- _THE TASK_
Can you transcribe exactly the lines of the listing between the line holding "chart column 1 [549,157,612,660]" and the line holding "UI element localization: list", inclusive?

++++ ENTRIES PROVIDED ++++

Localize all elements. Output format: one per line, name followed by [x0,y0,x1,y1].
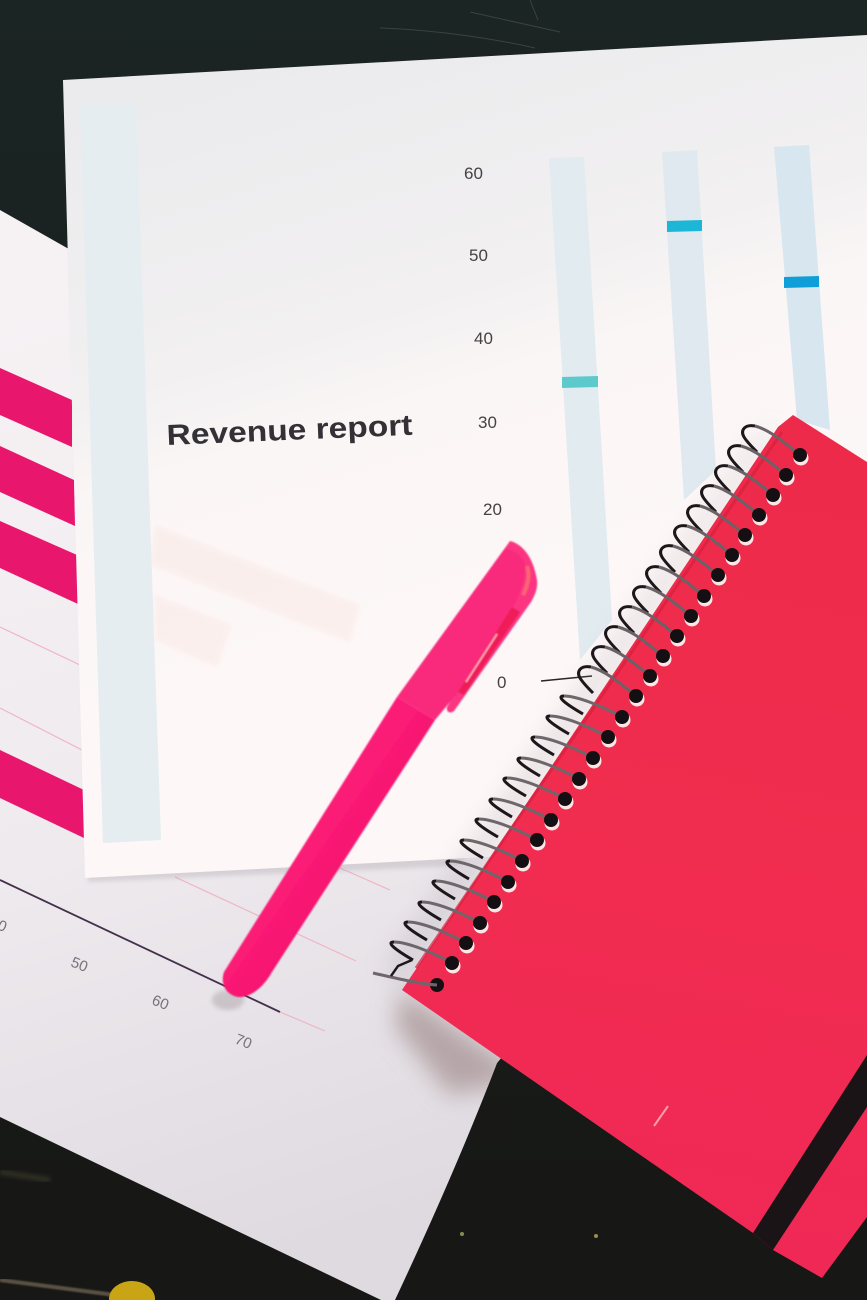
chart column 1 [549,157,612,660]
y axis numbers [464,164,506,692]
notebook shadow [395,990,525,1095]
magenta bars [0,368,84,838]
clip slot [458,607,520,695]
column 2 marker [667,220,702,232]
notebook edge shadow on paper [385,425,780,990]
y axis numbers: 30 [478,413,497,432]
faint left column [80,103,161,843]
y axis numbers: 0 [497,673,506,692]
clip highlight [466,634,497,682]
pen shadow [212,990,244,1010]
top sheet shadow [66,90,500,882]
elastic band [753,1055,867,1250]
pen clip band [447,541,537,712]
axis labels [0,914,254,1053]
y axis numbers: 20 [483,500,502,519]
pen cap [397,548,525,720]
chart column 2 [662,150,716,500]
lower sheet: bar chart paper [0,210,800,1300]
pink highlighter pen [223,541,537,997]
notebook cover [402,415,867,1278]
y axis numbers: 60 [464,164,483,183]
scuff mark [654,1106,668,1126]
red spiral notebook [373,415,867,1278]
chart axis line [0,880,280,1012]
top sheet: revenue report [63,35,867,878]
table scratches and specks [0,0,598,1300]
y axis numbers: 50 [469,246,488,265]
heading: Revenue report: Revenue report [166,410,413,452]
spiral binding [373,426,808,992]
cap top glow [523,566,528,595]
axis labels: 70 [232,1031,254,1053]
column 1 marker [562,376,598,388]
spine crease [416,432,782,968]
axis labels: 50 [68,954,90,976]
chart column 3 [774,145,830,430]
y axis tick [541,676,592,681]
pen barrel [223,697,435,997]
pale pink grid lines [0,627,390,1031]
faint pink bars [150,525,360,667]
y axis numbers: 40 [474,329,493,348]
axis labels: 60 [149,992,171,1014]
column 3 marker [784,276,819,288]
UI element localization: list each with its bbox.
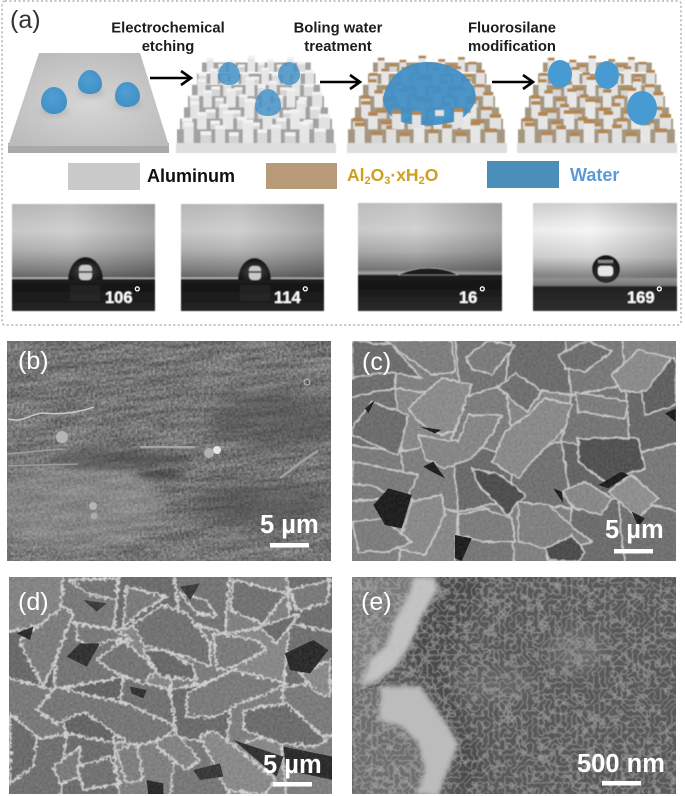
arrow: step 2 <box>320 75 360 89</box>
degree mark 169: ° <box>656 284 663 302</box>
label: (c): (c) <box>362 348 391 376</box>
arrow: step 1 <box>150 71 191 85</box>
legend: Al2O3·xH2O: 2 <box>419 175 425 187</box>
label: (a): (a) <box>10 6 41 34</box>
legend: aluminum <box>68 163 235 190</box>
step label: boiling water treatment: treatment <box>304 39 372 55</box>
photo: contact angle 106° <box>12 204 155 311</box>
label: 169°: 169 <box>627 289 655 307</box>
label: (e): (e) <box>361 588 392 616</box>
step label: electrochemical etching: Electrochemical <box>111 20 225 36</box>
photo: contact angle 16° <box>358 203 502 311</box>
scale bar: 5 µm: 5 µm <box>605 516 664 544</box>
photo: contact angle 169° <box>533 203 677 311</box>
legend: Al2O3·xH2O: Al <box>347 165 364 185</box>
label: (d): (d) <box>18 588 49 616</box>
label: 16°: 16 <box>459 289 477 307</box>
degree mark 114: ° <box>302 284 309 302</box>
degree mark 16: ° <box>479 284 486 302</box>
label: 114°: 114 <box>274 289 301 307</box>
step label: fluorosilane modification: Fluorosilane <box>468 20 556 36</box>
panel: SEM image (b) <box>7 341 331 561</box>
legend: water <box>487 161 619 188</box>
arrow: step 3 <box>492 75 533 89</box>
illustration: etched aluminum with water drops <box>176 56 336 153</box>
step label: electrochemical etching: etching <box>142 39 194 55</box>
legend: water: Water <box>570 165 619 185</box>
scale bar: 5 µm: 5 µm <box>263 751 322 779</box>
panel: SEM image (e) <box>352 577 676 796</box>
legend: Al2O3·xH2O <box>266 163 438 189</box>
photo: contact angle 114° <box>181 204 324 311</box>
panel: schematic (a) with dotted border <box>2 1 681 325</box>
scale bar: 500 nm: 500 nm <box>577 750 665 778</box>
step label: boiling water treatment: Boling water <box>294 20 383 36</box>
illustration: flat aluminum plate with water drops <box>8 53 169 153</box>
scale bar: 5 µm: 5 µm <box>260 511 319 539</box>
panel: SEM image (c) <box>345 335 682 565</box>
illustration: fluorosilane-modified surface with beaded drops <box>517 56 677 153</box>
legend: Al2O3·xH2O: O <box>371 165 384 185</box>
illustration: boehmite-coated surface with spreading water <box>347 56 507 153</box>
legend: Al2O3·xH2O: 2 <box>364 175 371 187</box>
legend: Al2O3·xH2O: ·xH <box>390 165 419 185</box>
label: 106°: 106 <box>105 289 133 307</box>
legend: Al2O3·xH2O: O <box>425 165 438 185</box>
label: (b): (b) <box>18 347 49 375</box>
legend: aluminum: Aluminum <box>147 166 235 186</box>
legend: Al2O3·xH2O: 3 <box>384 175 390 187</box>
panel: SEM image (d) <box>3 570 340 796</box>
step label: fluorosilane modification: modification <box>468 39 556 55</box>
degree mark 106: ° <box>134 284 141 302</box>
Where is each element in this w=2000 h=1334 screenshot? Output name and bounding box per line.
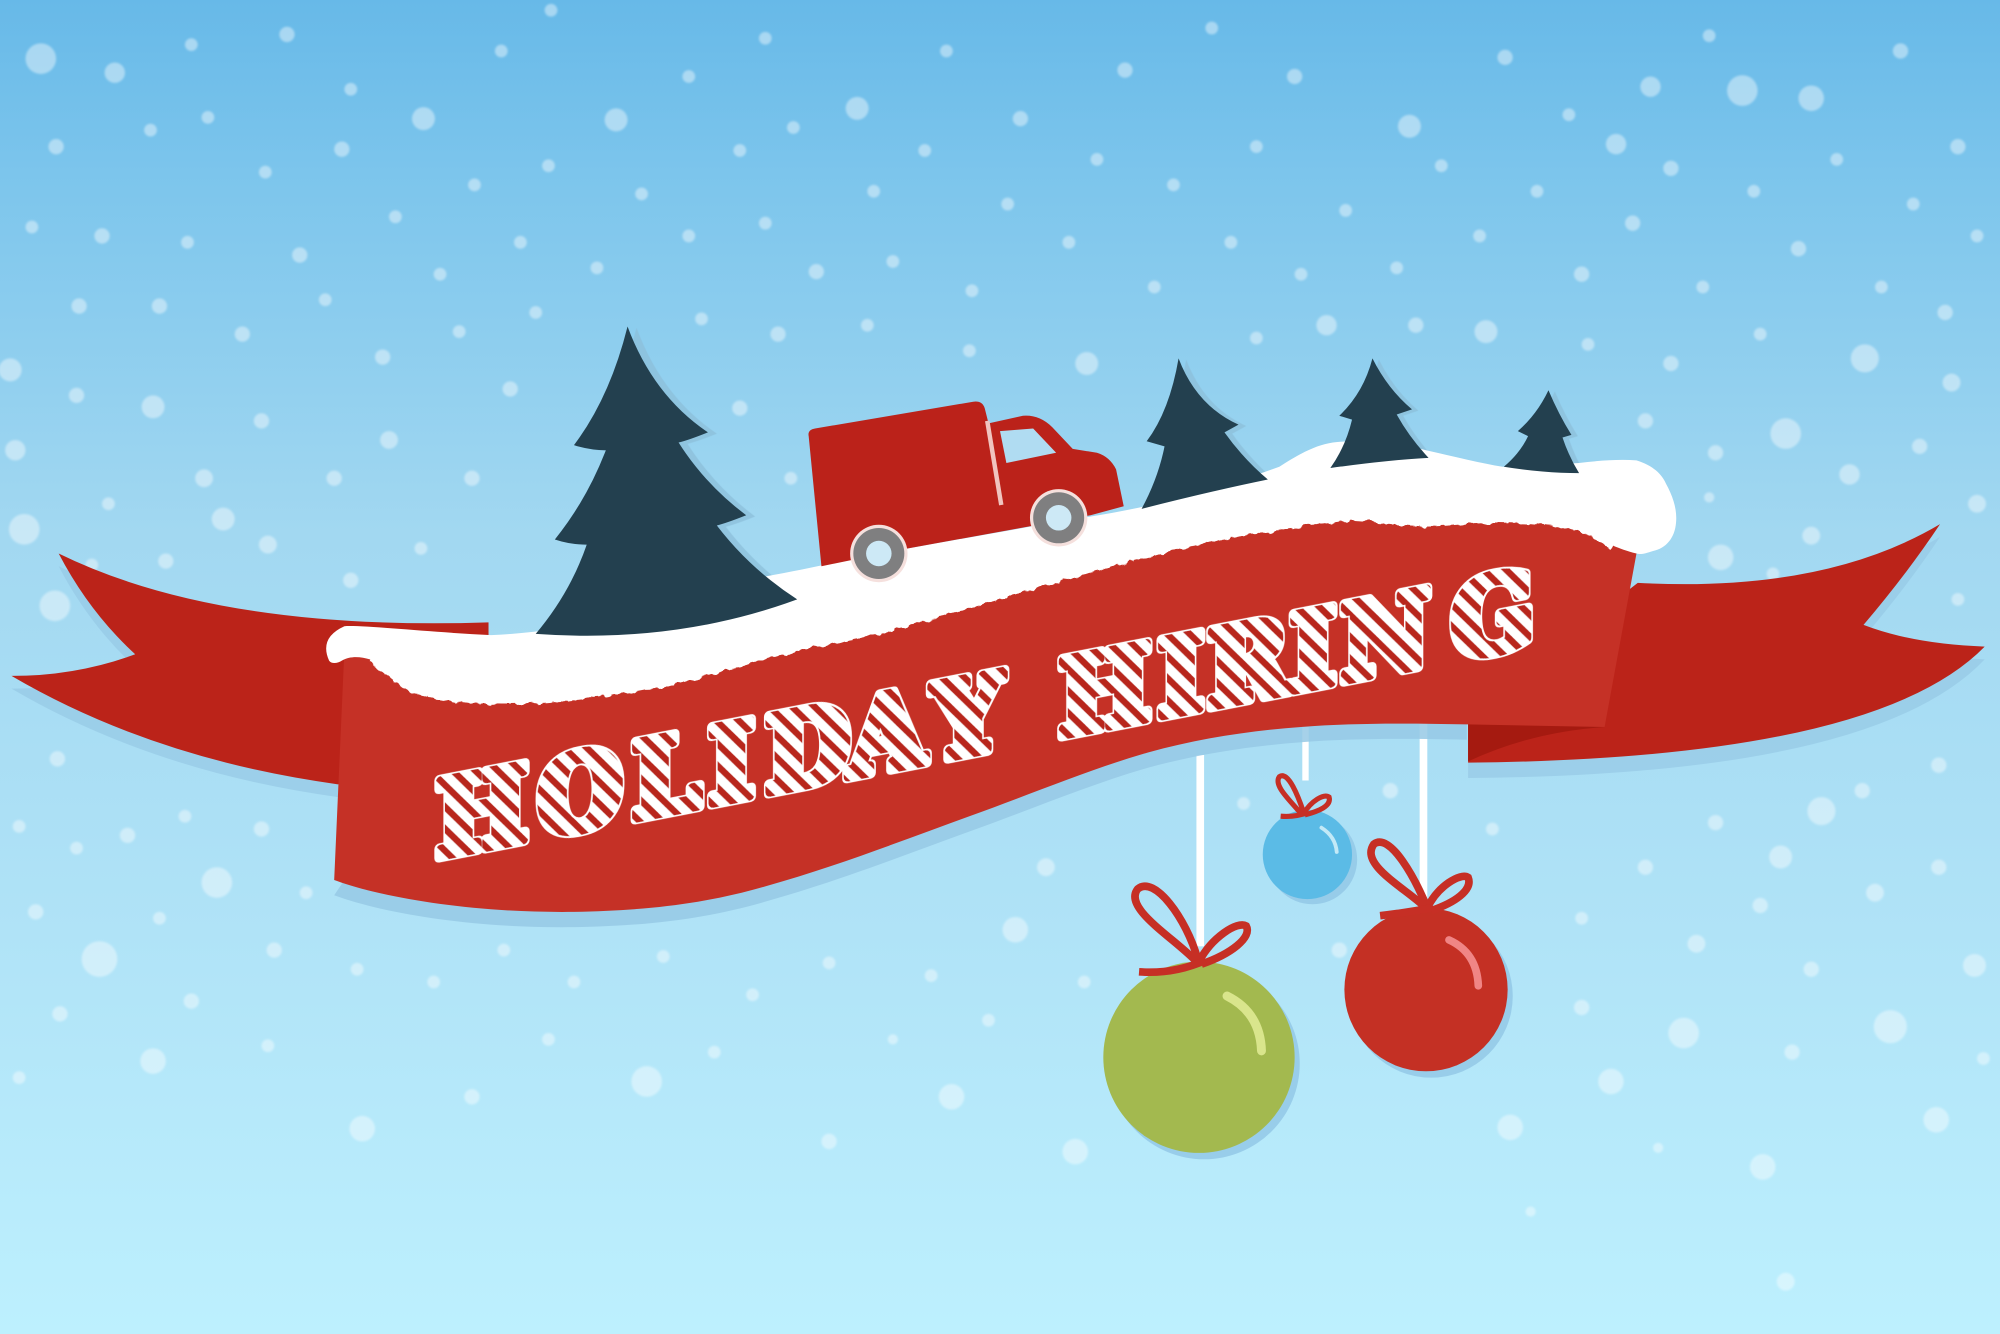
banner title: Holiday Hiring: HOLIDAY HIRING — [436, 548, 1534, 881]
cab window — [1000, 429, 1056, 463]
green ornament — [1103, 886, 1300, 1159]
pine tree 4 — [1504, 390, 1579, 473]
red ornament bow — [1371, 842, 1469, 916]
large pine tree — [536, 326, 797, 636]
tree shadows — [545, 328, 1585, 637]
blue ornament bow — [1278, 776, 1329, 816]
delivery truck — [808, 402, 1124, 582]
ribbon left tail — [11, 553, 489, 797]
green ornament bow — [1135, 886, 1247, 972]
pine tree 2 — [1142, 358, 1268, 509]
truck body — [808, 402, 1124, 566]
gap between box and cab — [987, 421, 1001, 505]
blue ornament — [1263, 776, 1357, 904]
pine tree 3 — [1330, 358, 1429, 468]
ribbon right tail — [1468, 524, 1985, 778]
snow drift on ribbon — [326, 441, 1676, 701]
red ornament — [1344, 842, 1513, 1078]
ribbon main front band — [334, 497, 1636, 927]
ornament strings — [1196, 714, 1427, 946]
rear wheel — [850, 525, 908, 582]
front wheel — [1030, 489, 1087, 546]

++++

- _OUTPUT BELOW_
chart column 1 [549,157,612,660]
y axis numbers [464,164,506,692]
notebook shadow [395,990,525,1095]
magenta bars [0,368,84,838]
clip slot [458,607,520,695]
column 2 marker [667,220,702,232]
notebook edge shadow on paper [385,425,780,990]
y axis numbers: 30 [478,413,497,432]
faint left column [80,103,161,843]
y axis numbers: 0 [497,673,506,692]
clip highlight [466,634,497,682]
pen shadow [212,990,244,1010]
top sheet shadow [66,90,500,882]
elastic band [753,1055,867,1250]
pen clip band [447,541,537,712]
axis labels [0,914,254,1053]
y axis numbers: 20 [483,500,502,519]
pen cap [397,548,525,720]
chart column 2 [662,150,716,500]
lower sheet: bar chart paper [0,210,800,1300]
pink highlighter pen [223,541,537,997]
notebook cover [402,415,867,1278]
y axis numbers: 60 [464,164,483,183]
scuff mark [654,1106,668,1126]
red spiral notebook [373,415,867,1278]
chart axis line [0,880,280,1012]
top sheet: revenue report [63,35,867,878]
table scratches and specks [0,0,598,1300]
y axis numbers: 50 [469,246,488,265]
heading: Revenue report: Revenue report [166,410,413,452]
spiral binding [373,426,808,992]
cap top glow [523,566,528,595]
axis labels: 70 [232,1031,254,1053]
column 1 marker [562,376,598,388]
spine crease [416,432,782,968]
axis labels: 50 [68,954,90,976]
chart column 3 [774,145,830,430]
y axis tick [541,676,592,681]
pen barrel [223,697,435,997]
pale pink grid lines [0,627,390,1031]
faint pink bars [150,525,360,667]
y axis numbers: 40 [474,329,493,348]
axis labels: 60 [149,992,171,1014]
column 3 marker [784,276,819,288]
UI element localization: list each with its bbox.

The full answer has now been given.